▶ [INFORMATION GIVEN]
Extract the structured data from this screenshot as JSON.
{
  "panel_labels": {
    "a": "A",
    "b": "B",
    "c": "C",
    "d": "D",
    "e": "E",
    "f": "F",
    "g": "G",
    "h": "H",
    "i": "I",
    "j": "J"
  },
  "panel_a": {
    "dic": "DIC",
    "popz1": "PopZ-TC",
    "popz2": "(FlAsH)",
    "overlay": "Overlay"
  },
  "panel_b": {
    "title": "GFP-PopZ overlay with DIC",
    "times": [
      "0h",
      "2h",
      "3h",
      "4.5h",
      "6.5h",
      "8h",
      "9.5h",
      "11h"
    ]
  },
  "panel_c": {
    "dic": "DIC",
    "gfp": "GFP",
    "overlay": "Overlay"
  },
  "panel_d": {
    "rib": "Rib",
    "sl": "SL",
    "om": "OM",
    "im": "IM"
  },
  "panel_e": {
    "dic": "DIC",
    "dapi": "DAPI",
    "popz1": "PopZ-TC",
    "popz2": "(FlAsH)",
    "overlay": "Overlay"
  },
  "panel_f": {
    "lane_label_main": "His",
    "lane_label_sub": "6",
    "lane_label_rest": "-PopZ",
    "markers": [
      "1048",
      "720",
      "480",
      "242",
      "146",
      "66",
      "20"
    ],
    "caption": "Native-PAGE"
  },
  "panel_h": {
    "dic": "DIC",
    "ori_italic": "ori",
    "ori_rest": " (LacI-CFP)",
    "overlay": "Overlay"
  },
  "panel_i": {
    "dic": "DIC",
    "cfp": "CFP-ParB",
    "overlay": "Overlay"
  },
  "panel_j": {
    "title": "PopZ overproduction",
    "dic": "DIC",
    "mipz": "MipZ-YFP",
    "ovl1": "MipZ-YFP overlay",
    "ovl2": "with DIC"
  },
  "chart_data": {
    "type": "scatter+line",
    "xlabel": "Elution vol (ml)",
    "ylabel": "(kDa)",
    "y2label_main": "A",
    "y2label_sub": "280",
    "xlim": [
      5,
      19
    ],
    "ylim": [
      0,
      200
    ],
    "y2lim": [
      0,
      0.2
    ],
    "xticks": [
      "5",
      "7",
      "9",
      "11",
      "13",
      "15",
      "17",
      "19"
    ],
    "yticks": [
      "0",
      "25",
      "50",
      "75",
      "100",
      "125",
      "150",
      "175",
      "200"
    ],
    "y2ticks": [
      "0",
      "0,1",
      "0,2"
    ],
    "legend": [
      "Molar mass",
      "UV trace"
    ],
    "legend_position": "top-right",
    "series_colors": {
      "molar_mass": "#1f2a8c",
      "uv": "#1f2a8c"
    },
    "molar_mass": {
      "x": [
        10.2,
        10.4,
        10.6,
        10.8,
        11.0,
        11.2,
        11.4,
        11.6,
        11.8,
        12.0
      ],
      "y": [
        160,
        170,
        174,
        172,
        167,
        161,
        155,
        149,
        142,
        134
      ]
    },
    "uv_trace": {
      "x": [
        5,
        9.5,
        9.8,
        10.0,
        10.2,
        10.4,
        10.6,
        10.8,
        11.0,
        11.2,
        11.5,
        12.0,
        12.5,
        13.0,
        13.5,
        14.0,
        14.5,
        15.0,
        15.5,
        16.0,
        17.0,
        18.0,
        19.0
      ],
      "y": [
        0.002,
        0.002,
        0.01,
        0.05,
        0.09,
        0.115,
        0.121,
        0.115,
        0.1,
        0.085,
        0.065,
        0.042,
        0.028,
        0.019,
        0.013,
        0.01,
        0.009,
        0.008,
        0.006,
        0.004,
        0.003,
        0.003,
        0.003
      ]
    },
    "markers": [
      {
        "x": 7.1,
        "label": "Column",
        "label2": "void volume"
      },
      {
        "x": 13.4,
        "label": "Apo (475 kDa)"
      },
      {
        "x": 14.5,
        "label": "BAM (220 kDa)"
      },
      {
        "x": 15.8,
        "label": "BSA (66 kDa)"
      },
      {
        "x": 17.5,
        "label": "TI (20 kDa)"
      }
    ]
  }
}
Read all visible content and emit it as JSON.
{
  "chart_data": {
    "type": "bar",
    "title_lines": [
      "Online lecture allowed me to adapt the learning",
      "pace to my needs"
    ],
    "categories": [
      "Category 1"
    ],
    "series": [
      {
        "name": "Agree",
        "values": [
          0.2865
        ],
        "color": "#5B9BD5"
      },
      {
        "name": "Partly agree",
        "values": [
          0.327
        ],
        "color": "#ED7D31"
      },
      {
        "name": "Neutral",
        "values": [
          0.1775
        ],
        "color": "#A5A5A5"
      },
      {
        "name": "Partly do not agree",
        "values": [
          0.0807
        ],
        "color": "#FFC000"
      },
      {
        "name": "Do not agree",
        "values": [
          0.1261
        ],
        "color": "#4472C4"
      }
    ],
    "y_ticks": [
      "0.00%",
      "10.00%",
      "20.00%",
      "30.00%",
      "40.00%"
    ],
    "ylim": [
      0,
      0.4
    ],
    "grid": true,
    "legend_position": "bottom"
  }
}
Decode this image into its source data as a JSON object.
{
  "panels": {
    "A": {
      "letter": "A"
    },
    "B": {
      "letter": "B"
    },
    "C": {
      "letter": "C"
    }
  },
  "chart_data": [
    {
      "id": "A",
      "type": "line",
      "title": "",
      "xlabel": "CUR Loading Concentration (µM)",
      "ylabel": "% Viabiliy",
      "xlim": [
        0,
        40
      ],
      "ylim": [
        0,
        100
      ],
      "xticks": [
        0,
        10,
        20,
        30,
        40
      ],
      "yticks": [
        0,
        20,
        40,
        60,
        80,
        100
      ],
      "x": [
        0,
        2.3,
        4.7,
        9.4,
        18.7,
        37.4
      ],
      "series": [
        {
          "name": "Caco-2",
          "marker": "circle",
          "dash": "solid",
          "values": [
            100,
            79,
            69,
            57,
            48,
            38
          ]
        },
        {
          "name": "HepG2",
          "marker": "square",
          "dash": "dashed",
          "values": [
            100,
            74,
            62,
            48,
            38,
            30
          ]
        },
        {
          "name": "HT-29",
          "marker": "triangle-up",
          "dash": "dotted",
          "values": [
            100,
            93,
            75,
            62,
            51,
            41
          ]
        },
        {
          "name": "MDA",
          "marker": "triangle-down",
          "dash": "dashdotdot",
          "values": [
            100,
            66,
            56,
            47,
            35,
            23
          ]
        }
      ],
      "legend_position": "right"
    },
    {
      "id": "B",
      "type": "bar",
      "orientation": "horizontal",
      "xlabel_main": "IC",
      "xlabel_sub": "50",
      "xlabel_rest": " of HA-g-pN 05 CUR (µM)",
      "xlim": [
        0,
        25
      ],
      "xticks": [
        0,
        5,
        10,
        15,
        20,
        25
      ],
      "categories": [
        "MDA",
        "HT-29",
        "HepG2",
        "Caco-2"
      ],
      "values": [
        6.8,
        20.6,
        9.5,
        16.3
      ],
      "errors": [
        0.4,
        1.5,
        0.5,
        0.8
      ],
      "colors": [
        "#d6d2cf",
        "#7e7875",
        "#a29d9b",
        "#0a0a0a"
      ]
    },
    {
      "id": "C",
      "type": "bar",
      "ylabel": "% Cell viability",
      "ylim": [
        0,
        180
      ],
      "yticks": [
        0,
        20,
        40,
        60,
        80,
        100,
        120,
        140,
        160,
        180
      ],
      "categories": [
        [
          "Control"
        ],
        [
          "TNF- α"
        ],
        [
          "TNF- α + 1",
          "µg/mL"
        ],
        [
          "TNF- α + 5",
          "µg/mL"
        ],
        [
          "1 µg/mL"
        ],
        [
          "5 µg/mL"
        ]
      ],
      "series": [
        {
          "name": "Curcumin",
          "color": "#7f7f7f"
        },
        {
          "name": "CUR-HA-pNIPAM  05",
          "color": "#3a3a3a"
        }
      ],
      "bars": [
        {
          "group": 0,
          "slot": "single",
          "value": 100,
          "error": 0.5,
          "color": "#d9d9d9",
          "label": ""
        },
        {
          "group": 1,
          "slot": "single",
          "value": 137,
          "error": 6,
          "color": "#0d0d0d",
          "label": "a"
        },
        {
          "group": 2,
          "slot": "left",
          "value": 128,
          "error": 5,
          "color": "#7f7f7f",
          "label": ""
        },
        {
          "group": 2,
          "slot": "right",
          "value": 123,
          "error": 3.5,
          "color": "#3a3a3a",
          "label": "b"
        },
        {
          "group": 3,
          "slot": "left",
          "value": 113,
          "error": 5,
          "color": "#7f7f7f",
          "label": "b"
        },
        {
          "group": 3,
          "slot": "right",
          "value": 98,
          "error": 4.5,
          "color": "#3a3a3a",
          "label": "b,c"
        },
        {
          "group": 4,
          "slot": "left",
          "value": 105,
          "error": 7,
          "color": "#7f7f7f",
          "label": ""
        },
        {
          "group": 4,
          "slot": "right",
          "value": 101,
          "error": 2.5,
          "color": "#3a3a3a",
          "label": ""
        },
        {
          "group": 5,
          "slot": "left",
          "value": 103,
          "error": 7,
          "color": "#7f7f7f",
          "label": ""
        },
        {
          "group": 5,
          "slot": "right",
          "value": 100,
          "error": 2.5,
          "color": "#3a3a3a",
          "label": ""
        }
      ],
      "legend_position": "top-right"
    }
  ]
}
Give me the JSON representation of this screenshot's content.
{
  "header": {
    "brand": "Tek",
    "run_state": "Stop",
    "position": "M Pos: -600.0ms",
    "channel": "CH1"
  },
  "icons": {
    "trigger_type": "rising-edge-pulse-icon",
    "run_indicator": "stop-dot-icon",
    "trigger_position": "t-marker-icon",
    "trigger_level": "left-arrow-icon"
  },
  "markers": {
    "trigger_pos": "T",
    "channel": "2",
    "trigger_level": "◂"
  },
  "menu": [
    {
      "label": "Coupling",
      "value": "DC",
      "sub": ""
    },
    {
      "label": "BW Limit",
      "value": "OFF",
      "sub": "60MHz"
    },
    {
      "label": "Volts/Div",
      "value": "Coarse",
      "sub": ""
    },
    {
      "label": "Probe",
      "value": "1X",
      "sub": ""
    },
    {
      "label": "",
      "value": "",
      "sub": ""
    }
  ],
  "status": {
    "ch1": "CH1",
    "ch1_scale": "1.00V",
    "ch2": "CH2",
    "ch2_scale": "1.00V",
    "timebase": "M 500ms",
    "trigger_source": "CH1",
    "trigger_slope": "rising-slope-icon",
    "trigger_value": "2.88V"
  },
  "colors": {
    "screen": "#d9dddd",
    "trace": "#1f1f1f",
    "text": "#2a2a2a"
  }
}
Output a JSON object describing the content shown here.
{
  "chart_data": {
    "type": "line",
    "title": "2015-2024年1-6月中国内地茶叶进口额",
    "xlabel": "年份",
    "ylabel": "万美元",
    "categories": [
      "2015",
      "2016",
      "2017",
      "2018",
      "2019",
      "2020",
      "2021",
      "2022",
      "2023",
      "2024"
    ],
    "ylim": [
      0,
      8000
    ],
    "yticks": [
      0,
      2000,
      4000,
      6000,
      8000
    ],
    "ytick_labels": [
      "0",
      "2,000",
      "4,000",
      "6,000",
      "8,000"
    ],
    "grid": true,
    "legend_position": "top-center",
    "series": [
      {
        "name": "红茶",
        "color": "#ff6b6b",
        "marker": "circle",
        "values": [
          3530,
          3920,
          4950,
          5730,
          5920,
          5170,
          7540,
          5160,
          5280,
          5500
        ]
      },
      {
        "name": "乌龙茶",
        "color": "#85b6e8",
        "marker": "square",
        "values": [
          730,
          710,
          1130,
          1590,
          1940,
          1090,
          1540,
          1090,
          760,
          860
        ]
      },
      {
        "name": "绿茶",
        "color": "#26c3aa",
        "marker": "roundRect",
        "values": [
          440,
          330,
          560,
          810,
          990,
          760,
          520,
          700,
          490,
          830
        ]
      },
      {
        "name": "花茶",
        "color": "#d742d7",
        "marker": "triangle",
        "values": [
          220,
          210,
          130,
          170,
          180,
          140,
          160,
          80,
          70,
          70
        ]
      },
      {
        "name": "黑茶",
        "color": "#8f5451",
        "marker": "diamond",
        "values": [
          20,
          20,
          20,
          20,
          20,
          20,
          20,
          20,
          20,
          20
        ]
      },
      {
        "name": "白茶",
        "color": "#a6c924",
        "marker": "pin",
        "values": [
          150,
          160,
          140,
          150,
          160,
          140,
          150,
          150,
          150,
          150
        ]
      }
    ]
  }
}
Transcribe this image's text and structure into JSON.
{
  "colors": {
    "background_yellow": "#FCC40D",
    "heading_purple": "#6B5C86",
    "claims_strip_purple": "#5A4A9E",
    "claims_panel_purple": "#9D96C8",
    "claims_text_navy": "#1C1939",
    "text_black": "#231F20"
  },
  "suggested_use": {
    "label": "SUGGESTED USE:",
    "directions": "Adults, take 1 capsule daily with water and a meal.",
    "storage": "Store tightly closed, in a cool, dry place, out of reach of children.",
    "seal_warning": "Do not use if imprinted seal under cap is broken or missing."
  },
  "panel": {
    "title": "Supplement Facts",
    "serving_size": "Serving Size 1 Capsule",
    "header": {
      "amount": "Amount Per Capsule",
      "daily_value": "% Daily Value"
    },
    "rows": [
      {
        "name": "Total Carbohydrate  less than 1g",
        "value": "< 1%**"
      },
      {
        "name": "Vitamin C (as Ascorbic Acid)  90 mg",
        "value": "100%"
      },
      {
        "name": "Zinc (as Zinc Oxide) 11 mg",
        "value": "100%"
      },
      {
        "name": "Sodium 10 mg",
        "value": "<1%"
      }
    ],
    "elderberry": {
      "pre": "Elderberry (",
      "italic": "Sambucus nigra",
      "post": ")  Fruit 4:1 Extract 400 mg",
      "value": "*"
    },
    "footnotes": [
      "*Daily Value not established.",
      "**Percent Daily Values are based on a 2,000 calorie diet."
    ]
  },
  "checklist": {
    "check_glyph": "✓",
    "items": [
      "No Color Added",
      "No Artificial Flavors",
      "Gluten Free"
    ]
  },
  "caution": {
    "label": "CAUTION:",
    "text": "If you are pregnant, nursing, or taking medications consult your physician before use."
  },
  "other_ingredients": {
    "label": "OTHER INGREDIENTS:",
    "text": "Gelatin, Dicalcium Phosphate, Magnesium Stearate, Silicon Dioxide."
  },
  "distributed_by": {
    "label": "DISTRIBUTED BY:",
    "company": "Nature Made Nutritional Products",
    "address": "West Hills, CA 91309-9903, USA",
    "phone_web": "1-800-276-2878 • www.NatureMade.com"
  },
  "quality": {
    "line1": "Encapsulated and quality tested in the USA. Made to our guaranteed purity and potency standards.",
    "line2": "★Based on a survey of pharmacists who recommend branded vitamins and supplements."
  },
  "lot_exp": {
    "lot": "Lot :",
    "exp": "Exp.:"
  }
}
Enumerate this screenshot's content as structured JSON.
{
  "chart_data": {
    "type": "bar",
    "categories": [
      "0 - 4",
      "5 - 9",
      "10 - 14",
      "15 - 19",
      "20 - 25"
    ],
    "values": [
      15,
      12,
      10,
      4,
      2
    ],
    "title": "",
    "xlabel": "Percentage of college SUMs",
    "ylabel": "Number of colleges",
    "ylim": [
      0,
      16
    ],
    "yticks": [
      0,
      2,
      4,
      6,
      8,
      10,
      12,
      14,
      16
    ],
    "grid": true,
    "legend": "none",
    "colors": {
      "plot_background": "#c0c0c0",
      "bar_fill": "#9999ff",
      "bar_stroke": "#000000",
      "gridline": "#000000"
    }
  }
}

▶ [WHAT TO DO] Locate the word "Partly" in the data above. Copy every line carrying it.

▶ [TASK RESULT]
        "name": "Partly agree",
        "name": "Partly do not agree",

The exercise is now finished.